— start —

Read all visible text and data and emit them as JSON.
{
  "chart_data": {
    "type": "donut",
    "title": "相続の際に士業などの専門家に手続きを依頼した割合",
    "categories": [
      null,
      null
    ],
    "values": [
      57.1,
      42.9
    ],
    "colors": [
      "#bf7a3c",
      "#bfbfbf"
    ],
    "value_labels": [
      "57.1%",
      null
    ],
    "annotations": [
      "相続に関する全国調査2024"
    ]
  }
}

— end —

* **GOAL OF THE EXERCISE**
Reproduce each entry above exactly, keeping every word.

* **TASK RESULT**
Read all visible text and data and emit them as JSON.
{
  "chart_data": {
    "type": "donut",
    "title": "相続の際に士業などの専門家に手続きを依頼した割合",
    "categories": [
      null,
      null
    ],
    "values": [
      57.1,
      42.9
    ],
    "colors": [
      "#bf7a3c",
      "#bfbfbf"
    ],
    "value_labels": [
      "57.1%",
      null
    ],
    "annotations": [
      "相続に関する全国調査2024"
    ]
  }
}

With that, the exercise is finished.